#### TASK PROMPT:
Below are entries. Pull out all lines containing "страхования".

##############################

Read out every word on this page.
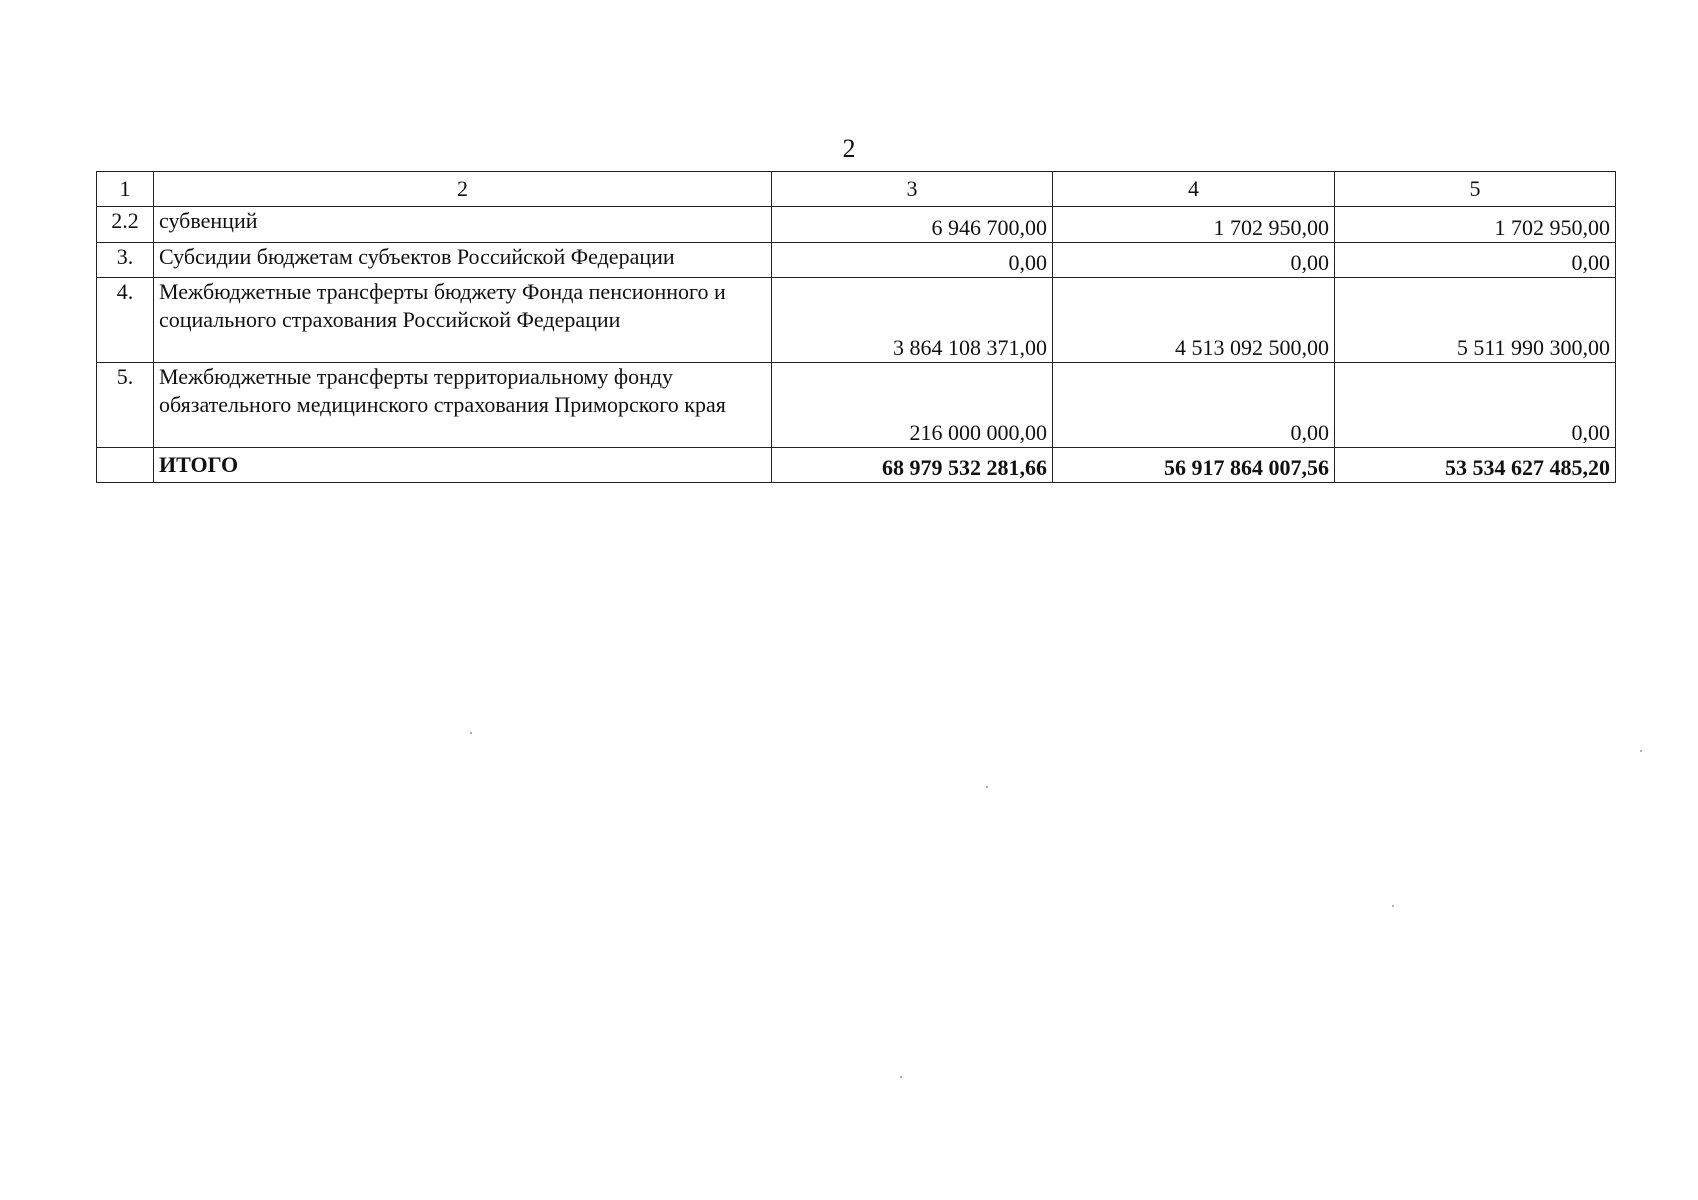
2
1	2	3	4	5
2.2	субвенций	6 946 700,00	1 702 950,00	1 702 950,00
3.	Субсидии бюджетам субъектов Российской Федерации	0,00	0,00	0,00
4.	Межбюджетные трансферты бюджету Фонда пенсионного и социального страхования Российской Федерации	3 864 108 371,00	4 513 092 500,00	5 511 990 300,00
5.	Межбюджетные трансферты территориальному фонду обязательного медицинского страхования Приморского края	216 000 000,00	0,00	0,00
	ИТОГО	68 979 532 281,66	56 917 864 007,56	53 534 627 485,20
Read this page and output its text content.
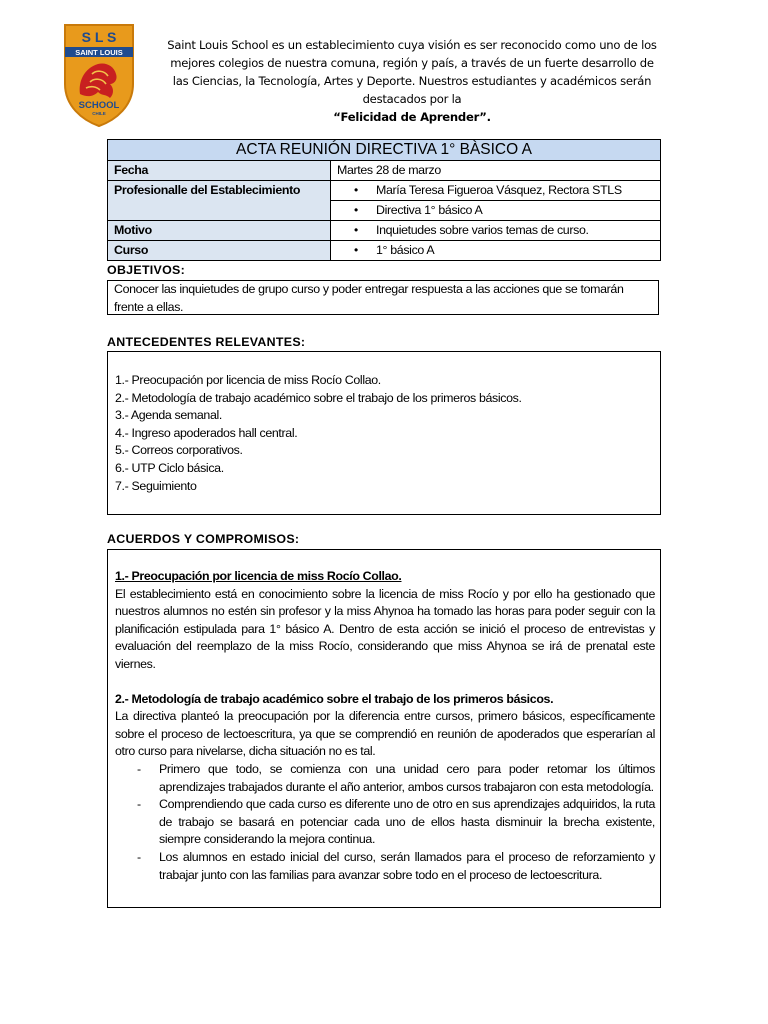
S L S
SAINT LOUIS
SCHOOL
CHILE
Saint Louis School es un establecimiento cuya visión es ser reconocido como uno de los
mejores colegios de nuestra comuna, región y país, a través de un fuerte desarrollo de
las Ciencias, la Tecnología, Artes y Deporte. Nuestros estudiantes y académicos serán
destacados por la
“Felicidad de Aprender”.
ACTA REUNIÓN DIRECTIVA 1° BÀSICO A	
Fecha	Martes 28 de marzo
Profesionalle del Establecimiento	• María Teresa Figueroa Vásquez, Rectora STLS

	• Directiva 1° básico A

Motivo	• Inquietudes sobre varios temas de curso.

Curso	• 1° básico A
OBJETIVOS:
Conocer las inquietudes de grupo curso y poder entregar respuesta a las acciones que se tomarán frente a ellas.
ANTECEDENTES RELEVANTES:
1.- Preocupación por licencia de miss Rocío Collao.
2.- Metodología de trabajo académico sobre el trabajo de los primeros básicos.
3.- Agenda semanal.
4.- Ingreso apoderados hall central.
5.- Correos corporativos.
6.- UTP Ciclo básica.
7.- Seguimiento
ACUERDOS Y COMPROMISOS:

1.- Preocupación por licencia de miss Rocío Collao.

El establecimiento está en conocimiento sobre la licencia de miss Rocío y por ello ha gestionado que nuestros alumnos no estén sin profesor y la miss Ahynoa ha tomado las horas para poder seguir con la planificación estipulada para 1° básico A. Dentro de esta acción se inició el proceso de entrevistas y evaluación del reemplazo de la miss Rocío, considerando que miss Ahynoa se irá de prenatal este viernes.

2.- Metodología de trabajo académico sobre el trabajo de los primeros básicos.

La directiva planteó la preocupación por la diferencia entre cursos, primero básicos, específicamente sobre el proceso de lectoescritura, ya que se comprendió en reunión de apoderados que esperarían al otro curso para nivelarse, dicha situación no es tal.

- Primero que todo, se comienza con una unidad cero para poder retomar los últimos aprendizajes trabajados durante el año anterior, ambos cursos trabajaron con esta metodología.

- Comprendiendo que cada curso es diferente uno de otro en sus aprendizajes adquiridos, la ruta de trabajo se basará en potenciar cada uno de ellos hasta disminuir la brecha existente, siempre considerando la mejora continua.

- Los alumnos en estado inicial del curso, serán llamados para el proceso de reforzamiento y trabajar junto con las familias para avanzar sobre todo en el proceso de lectoescritura.
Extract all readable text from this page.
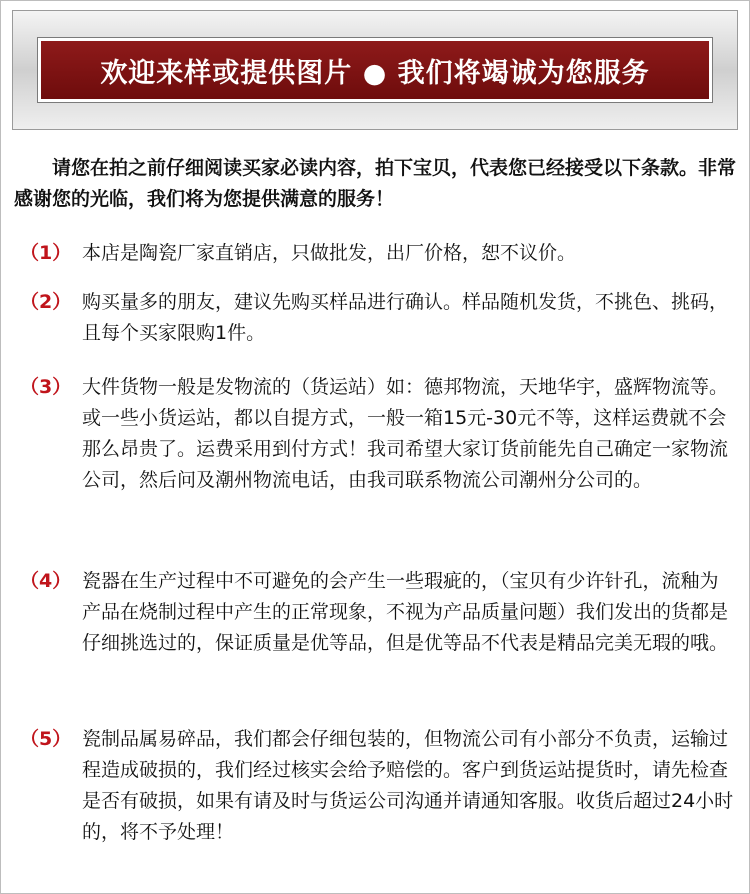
欢迎来样或提供图片 ● 我们将竭诚为您服务

请您在拍之前仔细阅读买家必读内容，拍下宝贝，代表您已经接受以下条款。非常感谢您的光临，我们将为您提供满意的服务！

（1） 本店是陶瓷厂家直销店，只做批发，出厂价格，恕不议价。
（2） 购买量多的朋友，建议先购买样品进行确认。样品随机发货，不挑色、挑码，且每个买家限购1件。
（3） 大件货物一般是发物流的（货运站）如：德邦物流，天地华宇，盛辉物流等。或一些小货运站，都以自提方式，一般一箱15元-30元不等，这样运费就不会那么昂贵了。运费采用到付方式！我司希望大家订货前能先自己确定一家物流公司，然后问及潮州物流电话，由我司联系物流公司潮州分公司的。
（4） 瓷器在生产过程中不可避免的会产生一些瑕疵的，（宝贝有少许针孔，流釉为产品在烧制过程中产生的正常现象，不视为产品质量问题）我们发出的货都是仔细挑选过的，保证质量是优等品，但是优等品不代表是精品完美无瑕的哦。
（5） 瓷制品属易碎品，我们都会仔细包装的，但物流公司有小部分不负责，运输过程造成破损的，我们经过核实会给予赔偿的。客户到货运站提货时，请先检查是否有破损，如果有请及时与货运公司沟通并请通知客服。收货后超过24小时的，将不予处理！
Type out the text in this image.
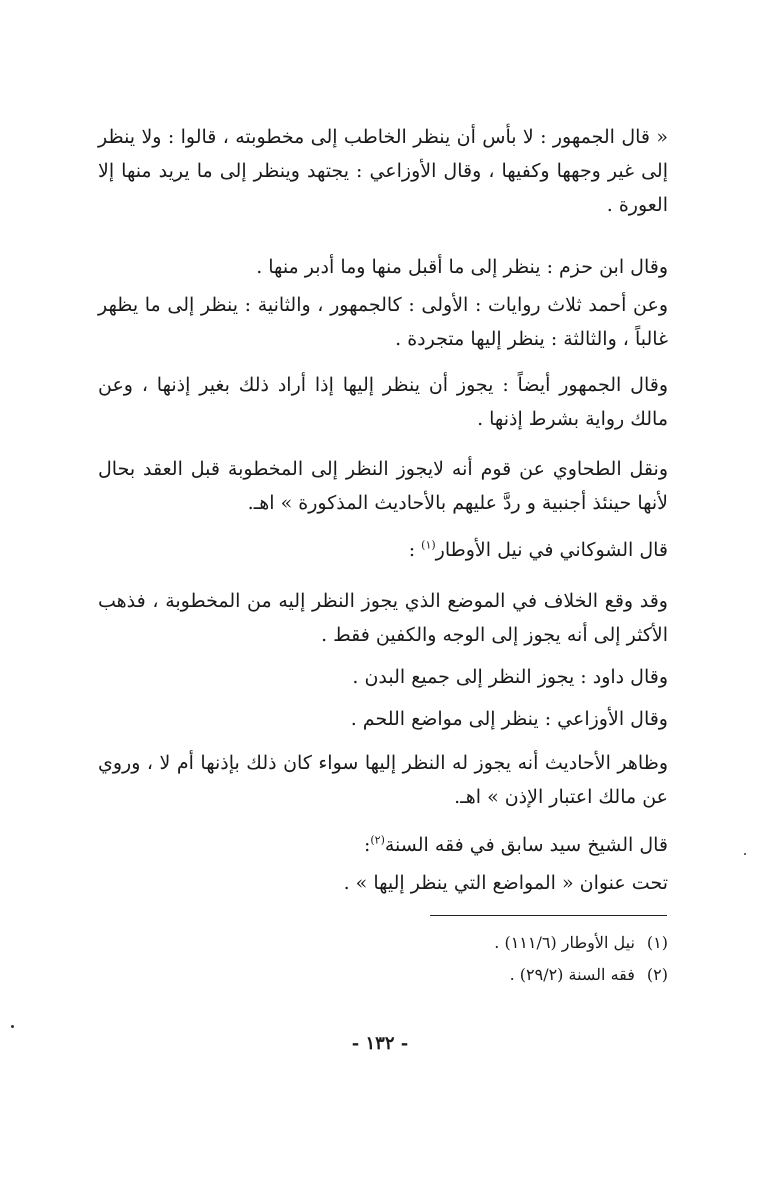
« قال الجمهور : لا بأس أن ينظر الخاطب إلى مخطوبته ، قالوا : ولا ينظر إلى غير وجهها وكفيها ، وقال الأوزاعي : يجتهد وينظر إلى ما يريد منها إلا العورة .

وقال ابن حزم : ينظر إلى ما أقبل منها وما أدبر منها .

وعن أحمد ثلاث روايات : الأولى : كالجمهور ، والثانية : ينظر إلى ما يظهر غالباً ، والثالثة : ينظر إليها متجردة .

وقال الجمهور أيضاً : يجوز أن ينظر إليها إذا أراد ذلك بغير إذنها ، وعن مالك رواية بشرط إذنها .

ونقل الطحاوي عن قوم أنه لايجوز النظر إلى المخطوبة قبل العقد بحال لأنها حينئذ أجنبية و ردَّ عليهم بالأحاديث المذكورة » اهـ.

قال الشوكاني في نيل الأوطار$^{(١)}$ :

وقد وقع الخلاف في الموضع الذي يجوز النظر إليه من المخطوبة ، فذهب الأكثر إلى أنه يجوز إلى الوجه والكفين فقط .

وقال داود : يجوز النظر إلى جميع البدن .

وقال الأوزاعي : ينظر إلى مواضع اللحم .

وظاهر الأحاديث أنه يجوز له النظر إليها سواء كان ذلك بإذنها أم لا ، وروي عن مالك اعتبار الإذن » اهـ.

قال الشيخ سيد سابق في فقه السنة$^{(٢)}$:

تحت عنوان « المواضع التي ينظر إليها » .

(١)نيل الأوطار (١١١/٦) .
(٢)فقه السنة (٢٩/٢) .
- ١٣٢ -
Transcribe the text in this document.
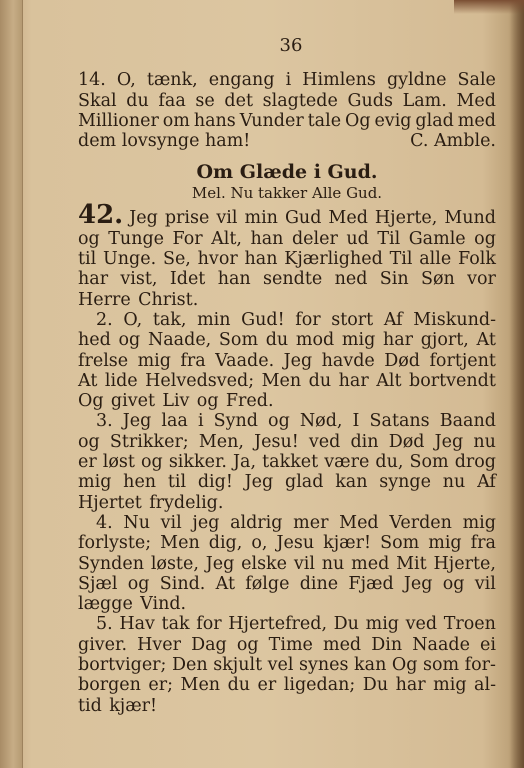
36
14. O, tænk, engang i Himlens gyldne Sale
Skal du faa se det slagtede Guds Lam. Med
Millioner om hans Vunder tale Og evig glad med
dem lovsynge ham!	C. Amble.
Om Glæde i Gud.
Mel. Nu takker Alle Gud.
42. Jeg prise vil min Gud Med Hjerte, Mund
og Tunge For Alt, han deler ud Til Gamle og
til Unge. Se, hvor han Kjærlighed Til alle Folk
har vist, Idet han sendte ned Sin Søn vor
Herre Christ.
2. O, tak, min Gud! for stort Af Miskund-
hed og Naade, Som du mod mig har gjort, At
frelse mig fra Vaade. Jeg havde Død fortjent
At lide Helvedsved; Men du har Alt bortvendt
Og givet Liv og Fred.
3. Jeg laa i Synd og Nød, I Satans Baand
og Strikker; Men, Jesu! ved din Død Jeg nu
er løst og sikker. Ja, takket være du, Som drog
mig hen til dig! Jeg glad kan synge nu Af
Hjertet frydelig.
4. Nu vil jeg aldrig mer Med Verden mig
forlyste; Men dig, o, Jesu kjær! Som mig fra
Synden løste, Jeg elske vil nu med Mit Hjerte,
Sjæl og Sind. At følge dine Fjæd Jeg og vil
lægge Vind.
5. Hav tak for Hjertefred, Du mig ved Troen
giver. Hver Dag og Time med Din Naade ei
bortviger; Den skjult vel synes kan Og som for-
borgen er; Men du er ligedan; Du har mig al-
tid kjær!
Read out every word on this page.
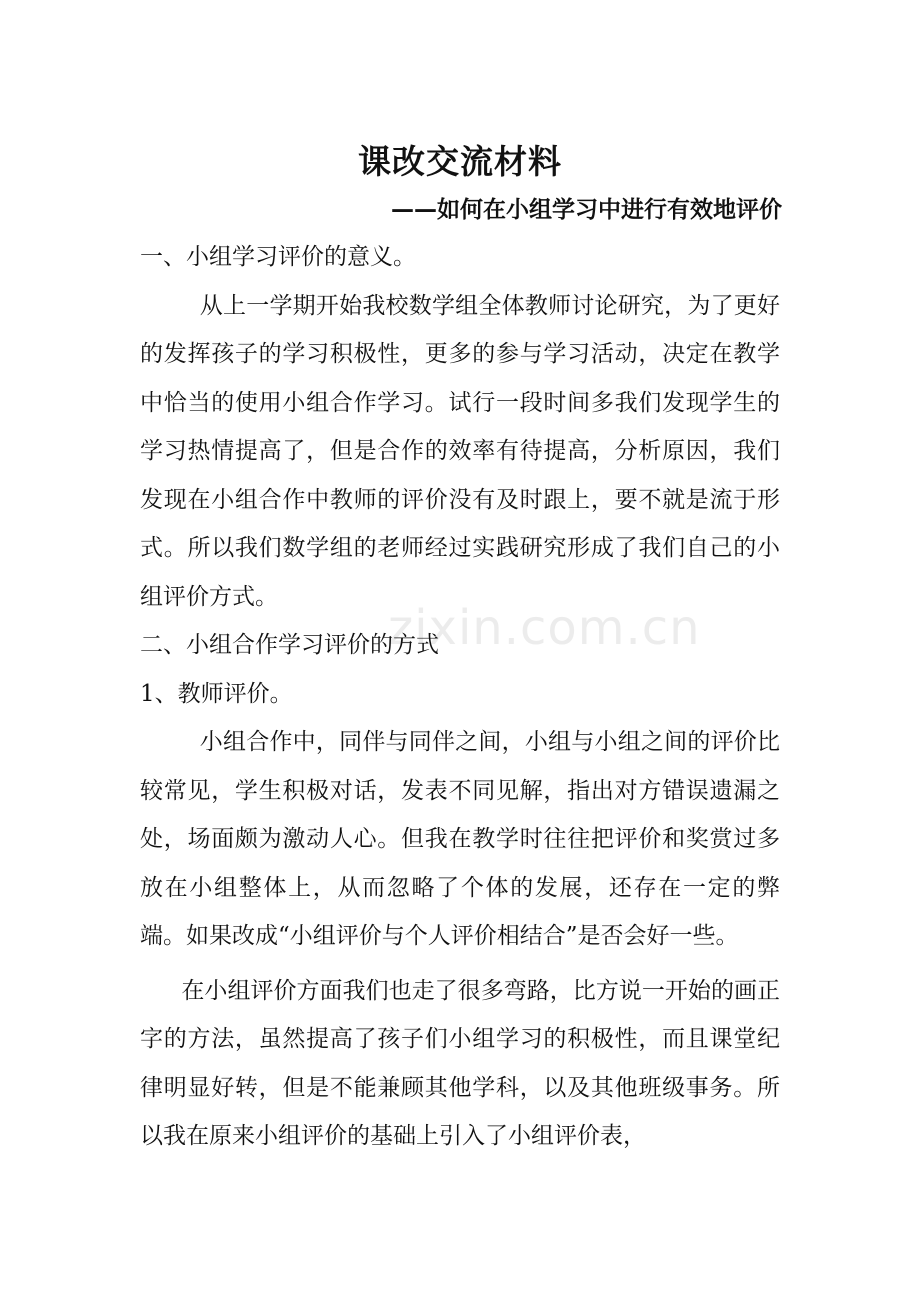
课改交流材料
——如何在小组学习中进行有效地评价
zixin.com.cn

一、小组学习评价的意义。

从上一学期开始我校数学组全体教师讨论研究，为了更好的发挥孩子的学习积极性，更多的参与学习活动，决定在教学中恰当的使用小组合作学习。试行一段时间多我们发现学生的学习热情提高了，但是合作的效率有待提高，分析原因，我们发现在小组合作中教师的评价没有及时跟上，要不就是流于形式。所以我们数学组的老师经过实践研究形成了我们自己的小组评价方式。

二、小组合作学习评价的方式

1、教师评价。

小组合作中，同伴与同伴之间，小组与小组之间的评价比较常见，学生积极对话，发表不同见解，指出对方错误遗漏之处，场面颇为激动人心。但我在教学时往往把评价和奖赏过多放在小组整体上，从而忽略了个体的发展，还存在一定的弊端。如果改成“小组评价与个人评价相结合”是否会好一些。

在小组评价方面我们也走了很多弯路，比方说一开始的画正字的方法，虽然提高了孩子们小组学习的积极性，而且课堂纪律明显好转，但是不能兼顾其他学科，以及其他班级事务。所以我在原来小组评价的基础上引入了小组评价表，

##############################

#### FULL RESPONSE:
4.	Межбюджетные трансферты бюджету Фонда пенсионного и социального страхования Российской Федерации	3 864 108 371,00	4 513 092 500,00	5 511 990 300,00
5.	Межбюджетные трансферты территориальному фонду обязательного медицинского страхования Приморского края	216 000 000,00	0,00	0,00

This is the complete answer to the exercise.